Records excerpted from a collection
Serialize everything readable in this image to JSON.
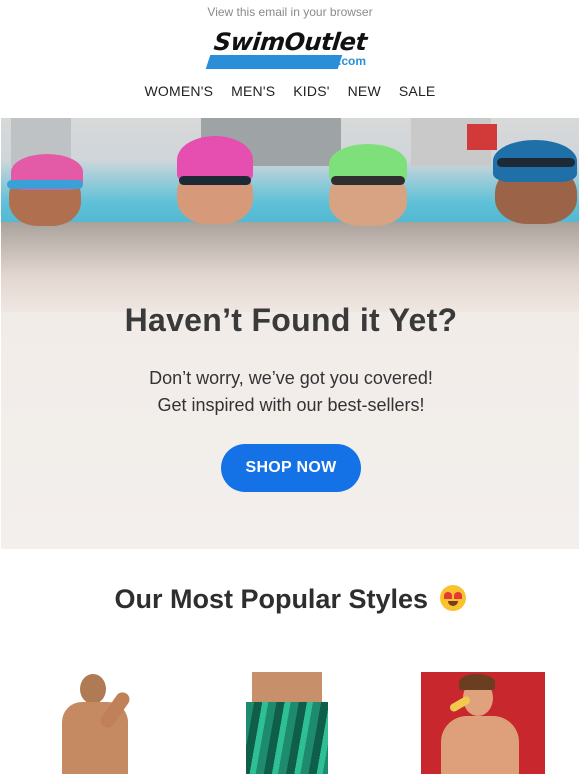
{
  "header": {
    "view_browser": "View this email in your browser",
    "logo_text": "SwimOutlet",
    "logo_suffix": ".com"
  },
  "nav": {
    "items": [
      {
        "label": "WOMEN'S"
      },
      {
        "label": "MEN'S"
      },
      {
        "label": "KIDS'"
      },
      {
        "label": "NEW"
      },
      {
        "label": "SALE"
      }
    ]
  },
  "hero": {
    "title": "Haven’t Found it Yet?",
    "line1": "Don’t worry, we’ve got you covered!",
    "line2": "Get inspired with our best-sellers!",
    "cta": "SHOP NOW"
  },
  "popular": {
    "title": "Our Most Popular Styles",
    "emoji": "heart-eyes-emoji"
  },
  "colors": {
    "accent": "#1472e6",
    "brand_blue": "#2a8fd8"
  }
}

...

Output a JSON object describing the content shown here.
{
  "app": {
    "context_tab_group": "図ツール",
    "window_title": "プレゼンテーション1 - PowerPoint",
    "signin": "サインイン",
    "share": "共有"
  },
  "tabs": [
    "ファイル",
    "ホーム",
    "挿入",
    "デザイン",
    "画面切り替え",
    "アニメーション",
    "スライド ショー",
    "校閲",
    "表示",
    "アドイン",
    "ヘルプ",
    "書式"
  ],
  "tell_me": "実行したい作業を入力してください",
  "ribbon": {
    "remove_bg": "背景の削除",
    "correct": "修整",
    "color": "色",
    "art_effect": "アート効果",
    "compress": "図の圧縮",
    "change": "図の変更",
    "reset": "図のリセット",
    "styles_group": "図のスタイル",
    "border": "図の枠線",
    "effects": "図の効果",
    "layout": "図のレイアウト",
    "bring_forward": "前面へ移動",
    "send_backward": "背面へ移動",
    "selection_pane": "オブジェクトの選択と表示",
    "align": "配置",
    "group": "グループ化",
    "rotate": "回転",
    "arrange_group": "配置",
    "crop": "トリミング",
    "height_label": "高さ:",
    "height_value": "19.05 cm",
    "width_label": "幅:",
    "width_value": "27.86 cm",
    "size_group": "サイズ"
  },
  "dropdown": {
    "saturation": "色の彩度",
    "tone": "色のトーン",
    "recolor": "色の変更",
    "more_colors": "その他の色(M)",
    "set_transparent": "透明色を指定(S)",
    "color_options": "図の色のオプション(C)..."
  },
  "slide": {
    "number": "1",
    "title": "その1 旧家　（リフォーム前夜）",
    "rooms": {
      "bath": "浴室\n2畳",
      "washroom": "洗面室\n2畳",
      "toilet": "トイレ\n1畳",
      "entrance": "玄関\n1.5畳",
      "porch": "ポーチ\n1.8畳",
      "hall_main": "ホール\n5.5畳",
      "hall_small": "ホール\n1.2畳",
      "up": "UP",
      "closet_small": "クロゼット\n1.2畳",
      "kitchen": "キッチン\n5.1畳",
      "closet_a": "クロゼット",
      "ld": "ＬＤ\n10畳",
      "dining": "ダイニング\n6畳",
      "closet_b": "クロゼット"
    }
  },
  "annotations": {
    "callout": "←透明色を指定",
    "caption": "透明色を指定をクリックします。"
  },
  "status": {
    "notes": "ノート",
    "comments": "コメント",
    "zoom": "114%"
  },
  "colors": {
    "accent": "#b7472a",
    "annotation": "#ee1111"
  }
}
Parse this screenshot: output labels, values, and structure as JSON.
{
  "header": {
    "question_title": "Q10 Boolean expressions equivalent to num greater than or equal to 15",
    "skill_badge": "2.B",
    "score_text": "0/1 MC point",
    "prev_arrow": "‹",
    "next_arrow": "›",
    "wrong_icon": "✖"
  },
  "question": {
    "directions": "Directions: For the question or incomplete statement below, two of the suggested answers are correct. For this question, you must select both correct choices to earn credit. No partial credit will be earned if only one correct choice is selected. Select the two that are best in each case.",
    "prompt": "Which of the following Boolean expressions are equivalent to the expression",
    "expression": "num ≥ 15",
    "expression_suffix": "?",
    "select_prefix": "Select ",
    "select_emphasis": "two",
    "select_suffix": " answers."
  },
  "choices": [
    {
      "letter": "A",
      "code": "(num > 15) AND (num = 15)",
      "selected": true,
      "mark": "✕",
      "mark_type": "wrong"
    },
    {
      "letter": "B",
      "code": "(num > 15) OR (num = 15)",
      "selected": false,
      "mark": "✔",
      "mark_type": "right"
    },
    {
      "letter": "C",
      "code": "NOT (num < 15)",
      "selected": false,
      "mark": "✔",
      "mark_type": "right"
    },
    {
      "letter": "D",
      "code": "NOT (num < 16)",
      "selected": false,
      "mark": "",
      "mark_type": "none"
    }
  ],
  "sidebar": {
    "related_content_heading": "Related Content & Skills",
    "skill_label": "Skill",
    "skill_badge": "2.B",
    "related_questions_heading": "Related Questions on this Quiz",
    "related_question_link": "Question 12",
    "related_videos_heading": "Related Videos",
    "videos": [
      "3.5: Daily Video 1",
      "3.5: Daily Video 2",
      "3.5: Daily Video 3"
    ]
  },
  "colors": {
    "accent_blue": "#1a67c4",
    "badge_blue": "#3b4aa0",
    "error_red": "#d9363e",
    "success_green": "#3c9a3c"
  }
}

...

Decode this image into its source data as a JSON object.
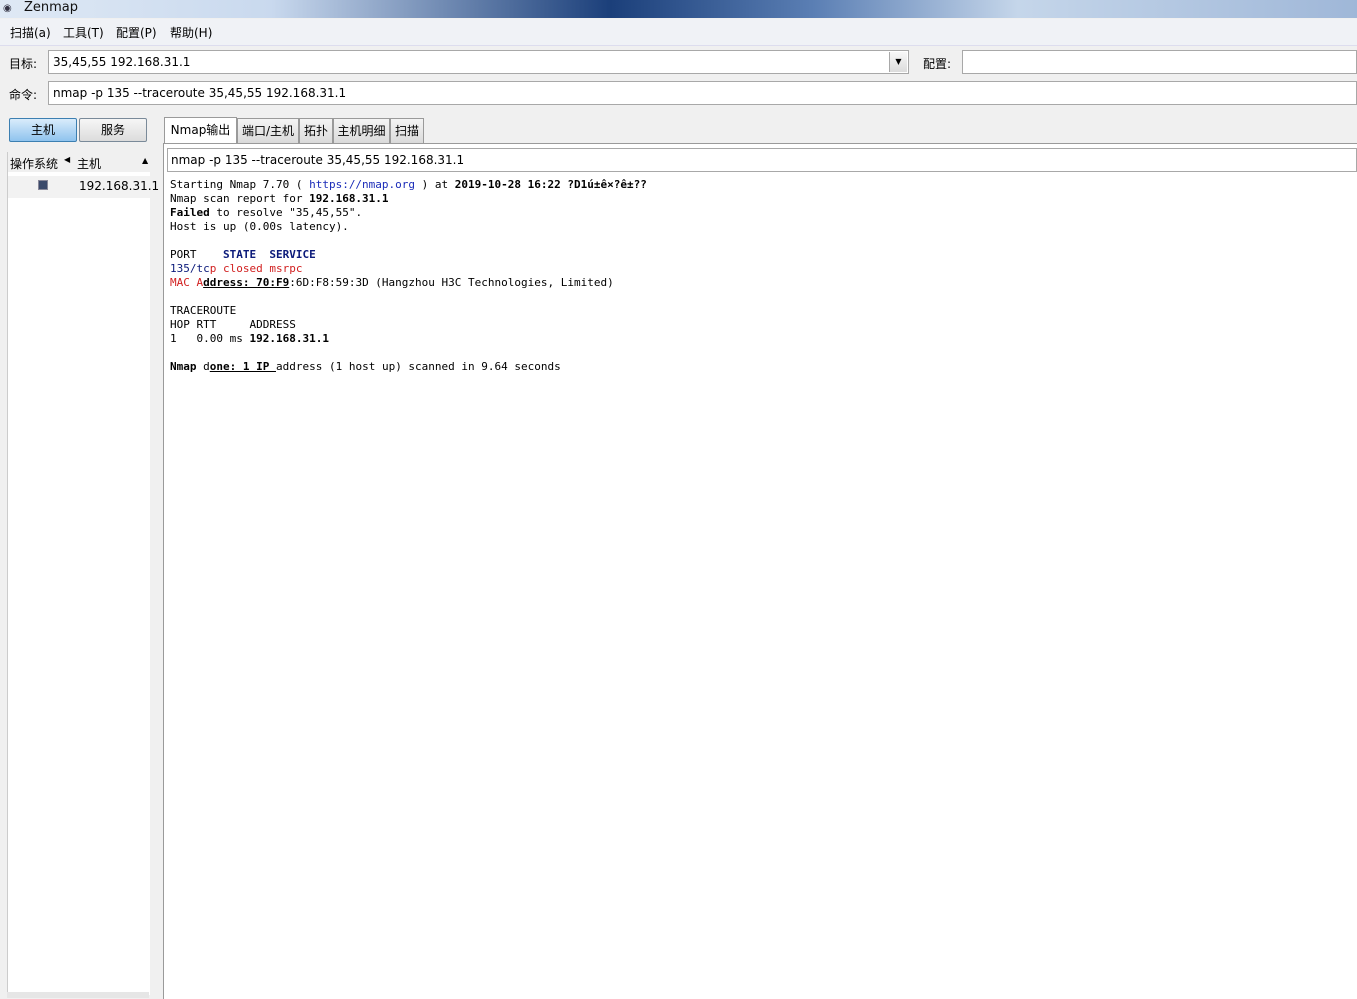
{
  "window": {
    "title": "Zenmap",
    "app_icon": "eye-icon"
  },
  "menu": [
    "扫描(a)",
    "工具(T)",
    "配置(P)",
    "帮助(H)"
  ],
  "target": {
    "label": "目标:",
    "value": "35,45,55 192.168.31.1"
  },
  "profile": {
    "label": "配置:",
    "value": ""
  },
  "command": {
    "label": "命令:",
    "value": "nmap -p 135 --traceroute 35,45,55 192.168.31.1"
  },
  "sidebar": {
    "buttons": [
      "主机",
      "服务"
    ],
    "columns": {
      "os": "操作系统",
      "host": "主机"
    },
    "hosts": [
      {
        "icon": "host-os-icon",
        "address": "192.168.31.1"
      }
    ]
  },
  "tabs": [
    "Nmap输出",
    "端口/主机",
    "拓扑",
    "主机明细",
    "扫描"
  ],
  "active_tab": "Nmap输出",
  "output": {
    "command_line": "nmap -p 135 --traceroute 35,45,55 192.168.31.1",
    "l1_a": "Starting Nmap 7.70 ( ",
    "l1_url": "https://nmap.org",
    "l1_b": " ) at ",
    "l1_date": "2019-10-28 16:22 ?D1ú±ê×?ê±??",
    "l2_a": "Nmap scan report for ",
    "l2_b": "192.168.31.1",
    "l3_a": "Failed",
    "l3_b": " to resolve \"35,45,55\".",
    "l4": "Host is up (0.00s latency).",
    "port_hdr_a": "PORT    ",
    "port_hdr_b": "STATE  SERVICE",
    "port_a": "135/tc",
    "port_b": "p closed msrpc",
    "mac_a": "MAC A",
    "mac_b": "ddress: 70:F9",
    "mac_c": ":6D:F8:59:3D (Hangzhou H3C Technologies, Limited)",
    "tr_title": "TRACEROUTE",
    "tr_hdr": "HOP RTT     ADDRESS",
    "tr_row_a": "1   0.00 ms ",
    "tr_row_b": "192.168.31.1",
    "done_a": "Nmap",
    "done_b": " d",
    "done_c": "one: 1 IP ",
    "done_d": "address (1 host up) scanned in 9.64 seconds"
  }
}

**AIM OF THE EXERCISE:** Copy all lines from the entries that contain the word "Boolean".

**WRITTEN RESPONSE:**
    "question_title": "Q10 Boolean expressions equivalent to num greater than or equal to 15",
    "prompt": "Which of the following Boolean expressions are equivalent to the expression",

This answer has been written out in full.